___ PASSAGE ___
Agile / Technology

How to Avoid Problems with the StranglerApplication Pattern

Recently I noticed a question on StackOverflow that seemed to indicate that a project had encountered problems with the Strangler Application pattern. The basic premise behind the strangler is really great: instead of trying to do a “big bang” style all at once replacement of a legacy system, you instead build a strangler application by making vertical slices down the layers, replacing each existing feature one by one until the original system can be decommissioned. It works well, in theory and in practice – probably one of the best things about it is that it greatly reduces technology risk and helps a team focus on replacing the most important features. It reduces risk in that if the features being created to replace the old system aren’t an improvement, that people should be able to continue to use the old system

What could go wrong?

  • Organizations may find that it can become difficult to keep long term infrastructure refresh projects funded in the wake of new projects that promise new features, competitive advantage, revenue potential, or increase marketshare – especially for organizations that are focused on a product or service. While this problem is an easy scapegoat, it’s typically not the only problem.
___ EXTRACTED DATA ___
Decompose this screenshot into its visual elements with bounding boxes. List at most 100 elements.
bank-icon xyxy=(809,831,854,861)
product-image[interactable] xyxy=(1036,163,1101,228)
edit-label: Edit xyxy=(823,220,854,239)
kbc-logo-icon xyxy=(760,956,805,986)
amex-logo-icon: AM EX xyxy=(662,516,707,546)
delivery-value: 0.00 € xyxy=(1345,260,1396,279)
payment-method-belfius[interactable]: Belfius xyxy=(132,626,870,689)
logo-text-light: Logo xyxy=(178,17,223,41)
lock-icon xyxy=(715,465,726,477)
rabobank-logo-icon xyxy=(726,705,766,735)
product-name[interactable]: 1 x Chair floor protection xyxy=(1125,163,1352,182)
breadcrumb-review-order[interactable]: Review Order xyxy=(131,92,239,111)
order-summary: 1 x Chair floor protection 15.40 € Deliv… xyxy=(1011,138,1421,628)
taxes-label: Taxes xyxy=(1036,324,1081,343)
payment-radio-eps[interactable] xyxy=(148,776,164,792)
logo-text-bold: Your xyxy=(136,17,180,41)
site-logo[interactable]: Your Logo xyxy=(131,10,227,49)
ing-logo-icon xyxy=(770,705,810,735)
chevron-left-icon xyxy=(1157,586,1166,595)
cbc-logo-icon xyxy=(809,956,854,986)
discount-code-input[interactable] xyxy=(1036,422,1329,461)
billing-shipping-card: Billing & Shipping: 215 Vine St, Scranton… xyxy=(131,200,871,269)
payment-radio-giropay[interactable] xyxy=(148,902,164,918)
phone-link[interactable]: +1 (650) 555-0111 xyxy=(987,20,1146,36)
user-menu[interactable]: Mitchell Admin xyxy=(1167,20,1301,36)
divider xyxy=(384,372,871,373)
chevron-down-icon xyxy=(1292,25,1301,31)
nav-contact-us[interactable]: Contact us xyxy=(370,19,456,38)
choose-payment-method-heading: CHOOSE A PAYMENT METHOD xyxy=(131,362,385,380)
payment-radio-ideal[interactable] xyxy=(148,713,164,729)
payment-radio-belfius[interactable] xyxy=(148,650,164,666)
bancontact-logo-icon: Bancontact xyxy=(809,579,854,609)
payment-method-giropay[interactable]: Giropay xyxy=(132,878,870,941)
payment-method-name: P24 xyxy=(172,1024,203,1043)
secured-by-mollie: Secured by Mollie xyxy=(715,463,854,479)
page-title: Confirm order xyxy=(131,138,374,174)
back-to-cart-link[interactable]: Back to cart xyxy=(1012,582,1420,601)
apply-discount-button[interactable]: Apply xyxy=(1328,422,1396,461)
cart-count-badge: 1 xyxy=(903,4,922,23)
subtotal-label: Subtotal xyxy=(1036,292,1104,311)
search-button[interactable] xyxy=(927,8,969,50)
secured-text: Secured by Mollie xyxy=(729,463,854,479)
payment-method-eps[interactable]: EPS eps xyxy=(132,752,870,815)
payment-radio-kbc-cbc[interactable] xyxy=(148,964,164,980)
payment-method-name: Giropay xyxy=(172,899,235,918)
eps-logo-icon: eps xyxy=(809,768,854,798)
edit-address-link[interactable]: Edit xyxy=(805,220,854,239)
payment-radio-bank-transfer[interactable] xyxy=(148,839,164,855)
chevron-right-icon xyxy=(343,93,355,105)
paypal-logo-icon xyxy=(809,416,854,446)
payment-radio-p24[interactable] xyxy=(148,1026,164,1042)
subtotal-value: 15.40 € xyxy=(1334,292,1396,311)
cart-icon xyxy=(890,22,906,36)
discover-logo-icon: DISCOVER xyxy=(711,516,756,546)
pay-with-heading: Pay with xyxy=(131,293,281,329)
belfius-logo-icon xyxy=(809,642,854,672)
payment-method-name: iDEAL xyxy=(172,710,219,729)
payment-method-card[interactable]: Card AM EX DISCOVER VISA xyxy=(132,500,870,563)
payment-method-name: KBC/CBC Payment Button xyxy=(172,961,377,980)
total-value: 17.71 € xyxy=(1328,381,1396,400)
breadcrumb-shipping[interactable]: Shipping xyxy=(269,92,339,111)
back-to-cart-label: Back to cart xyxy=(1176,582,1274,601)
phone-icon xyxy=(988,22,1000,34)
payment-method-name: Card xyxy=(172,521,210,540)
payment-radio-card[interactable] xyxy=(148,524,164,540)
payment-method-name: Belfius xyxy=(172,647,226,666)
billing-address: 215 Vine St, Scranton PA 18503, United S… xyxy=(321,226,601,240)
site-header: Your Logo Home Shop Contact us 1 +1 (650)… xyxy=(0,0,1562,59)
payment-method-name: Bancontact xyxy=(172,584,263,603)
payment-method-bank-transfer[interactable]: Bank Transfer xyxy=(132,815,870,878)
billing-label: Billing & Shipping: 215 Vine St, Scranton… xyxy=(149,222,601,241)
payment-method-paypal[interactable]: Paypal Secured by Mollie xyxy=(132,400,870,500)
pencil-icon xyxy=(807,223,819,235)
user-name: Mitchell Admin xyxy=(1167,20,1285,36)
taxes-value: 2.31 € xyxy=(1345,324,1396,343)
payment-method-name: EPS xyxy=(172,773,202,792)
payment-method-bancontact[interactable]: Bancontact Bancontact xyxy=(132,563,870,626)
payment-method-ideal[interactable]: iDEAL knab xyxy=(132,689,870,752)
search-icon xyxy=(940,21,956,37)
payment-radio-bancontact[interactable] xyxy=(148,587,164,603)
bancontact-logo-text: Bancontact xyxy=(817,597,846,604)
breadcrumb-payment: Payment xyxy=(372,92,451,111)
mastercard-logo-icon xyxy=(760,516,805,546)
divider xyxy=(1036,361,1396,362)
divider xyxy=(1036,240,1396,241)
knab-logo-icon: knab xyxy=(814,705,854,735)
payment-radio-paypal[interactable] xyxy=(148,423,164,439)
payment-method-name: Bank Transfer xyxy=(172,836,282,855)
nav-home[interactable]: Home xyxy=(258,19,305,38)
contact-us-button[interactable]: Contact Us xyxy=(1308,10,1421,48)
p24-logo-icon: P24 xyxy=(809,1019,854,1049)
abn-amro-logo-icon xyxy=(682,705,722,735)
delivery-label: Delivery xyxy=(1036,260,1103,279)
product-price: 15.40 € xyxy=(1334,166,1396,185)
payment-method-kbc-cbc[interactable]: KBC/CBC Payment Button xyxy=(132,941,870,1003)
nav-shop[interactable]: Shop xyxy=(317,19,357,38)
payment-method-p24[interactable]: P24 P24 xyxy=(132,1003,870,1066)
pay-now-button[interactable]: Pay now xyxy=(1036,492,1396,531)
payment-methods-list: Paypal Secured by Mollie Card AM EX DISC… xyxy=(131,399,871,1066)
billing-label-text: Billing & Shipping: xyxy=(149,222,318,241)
___
» AIM OF THE EXERCISE
List everything that new projects are said to promise in the article on the Strangler Application pattern.

» EXERCISE RESPONSE
- new features
- competitive advantage
- revenue potential
- increase marketshare